• **TASK GOAL**
Your task is to locate every line holding the string "force" and to copy each of them.

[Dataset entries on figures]

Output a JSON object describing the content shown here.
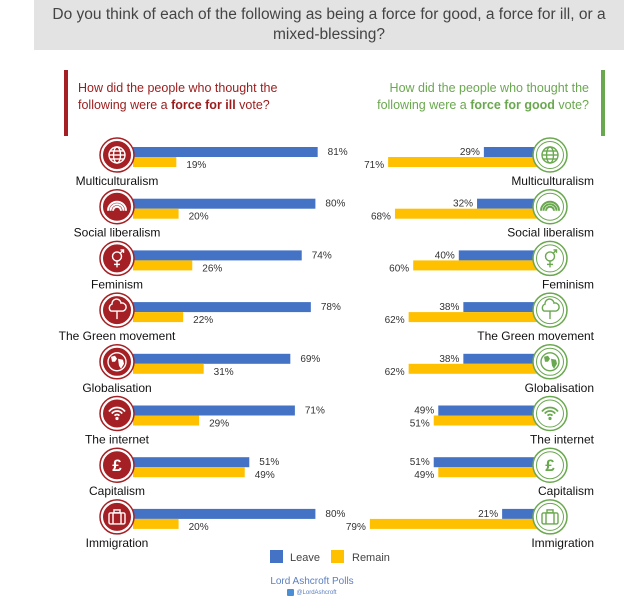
{
  "question": "Do you think of each of the following as being a force for good, a force for ill, or a mixed-blessing?",
  "panels": {
    "ill": {
      "prefix": "How did the people who thought the following were a ",
      "em": "force for ill",
      "suffix": " vote?"
    },
    "good": {
      "prefix": "How did the people who thought the following were a ",
      "em": "force for good",
      "suffix": " vote?"
    }
  },
  "colors": {
    "leave": "#4472c4",
    "remain": "#ffc000",
    "ill_accent": "#a52024",
    "good_accent": "#6aa84f"
  },
  "legend": {
    "leave": "Leave",
    "remain": "Remain"
  },
  "footer": {
    "source": "Lord Ashcroft Polls",
    "handle": "@LordAshcroft"
  },
  "chart_data": [
    {
      "type": "bar",
      "title": "force for ill",
      "categories": [
        "Multiculturalism",
        "Social liberalism",
        "Feminism",
        "The Green movement",
        "Globalisation",
        "The internet",
        "Capitalism",
        "Immigration"
      ],
      "icons": [
        "globe-icon",
        "rainbow-icon",
        "gender-symbol-icon",
        "tree-icon",
        "world-map-icon",
        "wifi-icon",
        "pound-sign-icon",
        "suitcase-icon"
      ],
      "series": [
        {
          "name": "Leave",
          "values": [
            81,
            80,
            74,
            78,
            69,
            71,
            51,
            80
          ]
        },
        {
          "name": "Remain",
          "values": [
            19,
            20,
            26,
            22,
            31,
            29,
            49,
            20
          ]
        }
      ]
    },
    {
      "type": "bar",
      "title": "force for good",
      "categories": [
        "Multiculturalism",
        "Social liberalism",
        "Feminism",
        "The Green movement",
        "Globalisation",
        "The internet",
        "Capitalism",
        "Immigration"
      ],
      "icons": [
        "globe-icon",
        "rainbow-icon",
        "gender-symbol-icon",
        "tree-icon",
        "world-map-icon",
        "wifi-icon",
        "pound-sign-icon",
        "suitcase-icon"
      ],
      "series": [
        {
          "name": "Leave",
          "values": [
            29,
            32,
            40,
            38,
            38,
            49,
            51,
            21
          ]
        },
        {
          "name": "Remain",
          "values": [
            71,
            68,
            60,
            62,
            62,
            51,
            49,
            79
          ]
        }
      ]
    }
  ]
}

• **RESPONSE FOR THIS EXERCISE**
  "question": "Do you think of each of the following as being a force for good, a force for ill, or a mixed-blessing?",
      "em": "force for ill",
      "em": "force for good",
      "title": "force for ill",
      "title": "force for good",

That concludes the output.